> **TASK DETAILS**
Every line below that mentions the word "this" should be copied out.

> **ENTRIES SHOWN**
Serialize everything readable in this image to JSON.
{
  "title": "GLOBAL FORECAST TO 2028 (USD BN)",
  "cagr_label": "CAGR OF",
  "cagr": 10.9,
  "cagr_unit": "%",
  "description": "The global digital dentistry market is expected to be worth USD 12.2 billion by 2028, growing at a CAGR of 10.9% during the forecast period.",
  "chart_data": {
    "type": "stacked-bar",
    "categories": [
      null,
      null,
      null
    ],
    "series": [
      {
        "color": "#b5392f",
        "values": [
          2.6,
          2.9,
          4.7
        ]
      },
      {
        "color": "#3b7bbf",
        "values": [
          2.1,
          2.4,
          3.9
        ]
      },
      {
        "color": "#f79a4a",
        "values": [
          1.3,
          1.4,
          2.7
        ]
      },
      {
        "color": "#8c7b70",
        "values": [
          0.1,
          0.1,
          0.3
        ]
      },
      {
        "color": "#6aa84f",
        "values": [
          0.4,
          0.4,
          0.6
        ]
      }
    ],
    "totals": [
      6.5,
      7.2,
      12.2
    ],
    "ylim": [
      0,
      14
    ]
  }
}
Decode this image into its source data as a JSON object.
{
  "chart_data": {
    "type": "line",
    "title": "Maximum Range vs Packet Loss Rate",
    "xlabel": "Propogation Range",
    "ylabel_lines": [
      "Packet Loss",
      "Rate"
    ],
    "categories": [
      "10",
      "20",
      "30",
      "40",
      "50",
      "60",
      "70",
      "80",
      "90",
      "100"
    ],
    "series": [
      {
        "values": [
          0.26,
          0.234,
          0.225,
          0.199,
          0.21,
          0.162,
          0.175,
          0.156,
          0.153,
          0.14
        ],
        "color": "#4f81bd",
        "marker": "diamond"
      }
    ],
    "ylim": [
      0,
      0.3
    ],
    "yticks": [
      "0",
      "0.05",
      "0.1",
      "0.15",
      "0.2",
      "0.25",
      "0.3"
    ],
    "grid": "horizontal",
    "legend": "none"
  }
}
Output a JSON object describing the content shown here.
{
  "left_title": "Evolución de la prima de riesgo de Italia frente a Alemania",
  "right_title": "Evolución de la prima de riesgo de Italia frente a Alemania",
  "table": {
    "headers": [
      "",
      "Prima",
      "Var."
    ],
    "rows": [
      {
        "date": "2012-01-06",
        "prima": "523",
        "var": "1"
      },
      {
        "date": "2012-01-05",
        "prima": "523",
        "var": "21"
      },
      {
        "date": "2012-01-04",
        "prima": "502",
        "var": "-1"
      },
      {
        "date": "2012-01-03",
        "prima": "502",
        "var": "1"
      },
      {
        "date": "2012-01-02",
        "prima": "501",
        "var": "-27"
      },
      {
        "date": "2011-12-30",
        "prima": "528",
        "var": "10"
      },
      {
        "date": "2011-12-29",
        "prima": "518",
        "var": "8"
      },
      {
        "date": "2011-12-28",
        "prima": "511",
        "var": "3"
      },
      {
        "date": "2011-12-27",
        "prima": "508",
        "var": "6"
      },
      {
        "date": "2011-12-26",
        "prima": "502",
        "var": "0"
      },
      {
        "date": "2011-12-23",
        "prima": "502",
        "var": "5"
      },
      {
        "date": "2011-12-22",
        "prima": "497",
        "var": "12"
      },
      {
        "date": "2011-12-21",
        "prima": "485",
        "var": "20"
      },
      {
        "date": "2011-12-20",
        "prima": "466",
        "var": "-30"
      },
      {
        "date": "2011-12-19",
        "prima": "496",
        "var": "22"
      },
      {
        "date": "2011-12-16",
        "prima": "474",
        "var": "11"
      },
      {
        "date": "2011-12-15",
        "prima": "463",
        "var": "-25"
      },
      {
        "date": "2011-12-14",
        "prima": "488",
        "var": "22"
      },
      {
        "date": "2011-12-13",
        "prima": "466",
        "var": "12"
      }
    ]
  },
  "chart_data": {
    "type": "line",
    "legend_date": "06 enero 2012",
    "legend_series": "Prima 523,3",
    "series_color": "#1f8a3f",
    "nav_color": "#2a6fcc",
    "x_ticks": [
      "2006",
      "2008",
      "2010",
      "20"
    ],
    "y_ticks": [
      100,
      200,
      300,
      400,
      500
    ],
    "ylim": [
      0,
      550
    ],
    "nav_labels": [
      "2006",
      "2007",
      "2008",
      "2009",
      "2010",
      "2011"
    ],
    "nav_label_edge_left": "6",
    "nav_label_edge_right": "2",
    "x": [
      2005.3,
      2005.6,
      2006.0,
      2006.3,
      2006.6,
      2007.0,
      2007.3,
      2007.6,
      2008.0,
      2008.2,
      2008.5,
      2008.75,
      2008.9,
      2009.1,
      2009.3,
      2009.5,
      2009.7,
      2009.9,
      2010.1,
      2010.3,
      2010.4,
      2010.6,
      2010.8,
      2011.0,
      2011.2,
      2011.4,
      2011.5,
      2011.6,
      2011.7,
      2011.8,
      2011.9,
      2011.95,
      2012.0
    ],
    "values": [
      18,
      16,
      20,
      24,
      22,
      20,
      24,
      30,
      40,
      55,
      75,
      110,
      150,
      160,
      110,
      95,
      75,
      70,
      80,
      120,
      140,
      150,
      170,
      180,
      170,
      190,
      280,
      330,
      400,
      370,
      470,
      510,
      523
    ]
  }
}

> **ANSWER IN FULL**
Serialize everything readable in this image to JSON.
Decode this image into its source data as a JSON object.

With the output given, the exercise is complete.